:: SET PROBLEM ::
Omit the images. Copy each entry word for word.

▼▼▼

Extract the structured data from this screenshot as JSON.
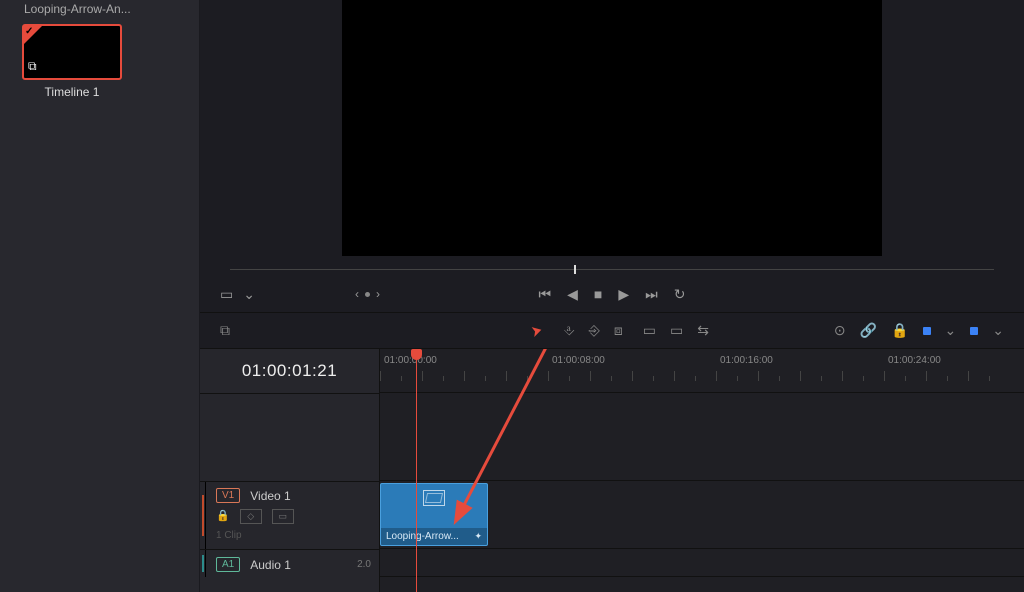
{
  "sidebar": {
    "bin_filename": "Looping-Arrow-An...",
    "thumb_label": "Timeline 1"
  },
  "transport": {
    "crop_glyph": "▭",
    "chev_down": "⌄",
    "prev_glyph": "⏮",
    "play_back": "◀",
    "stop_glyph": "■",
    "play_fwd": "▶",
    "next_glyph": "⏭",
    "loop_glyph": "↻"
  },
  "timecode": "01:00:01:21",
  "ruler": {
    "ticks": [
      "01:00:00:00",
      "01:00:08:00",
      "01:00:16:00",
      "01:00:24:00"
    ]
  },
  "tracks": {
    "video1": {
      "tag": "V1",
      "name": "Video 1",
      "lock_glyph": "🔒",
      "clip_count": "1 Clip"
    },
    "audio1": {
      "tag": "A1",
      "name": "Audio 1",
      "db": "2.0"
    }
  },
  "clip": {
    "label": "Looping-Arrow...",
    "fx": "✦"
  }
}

▲▲▲

:: RESPONSE TO THE EXERCISE ::
Extract the structured data from this screenshot as JSON.
{
  "sidebar": {
    "bin_filename": "Looping-Arrow-An...",
    "thumb_label": "Timeline 1"
  },
  "transport": {
    "crop_glyph": "▭",
    "chev_down": "⌄",
    "prev_glyph": "⏮",
    "play_back": "◀",
    "stop_glyph": "■",
    "play_fwd": "▶",
    "next_glyph": "⏭",
    "loop_glyph": "↻"
  },
  "timecode": "01:00:01:21",
  "ruler": {
    "ticks": [
      "01:00:00:00",
      "01:00:08:00",
      "01:00:16:00",
      "01:00:24:00"
    ]
  },
  "tracks": {
    "video1": {
      "tag": "V1",
      "name": "Video 1",
      "lock_glyph": "🔒",
      "clip_count": "1 Clip"
    },
    "audio1": {
      "tag": "A1",
      "name": "Audio 1",
      "db": "2.0"
    }
  },
  "clip": {
    "label": "Looping-Arrow...",
    "fx": "✦"
  }
}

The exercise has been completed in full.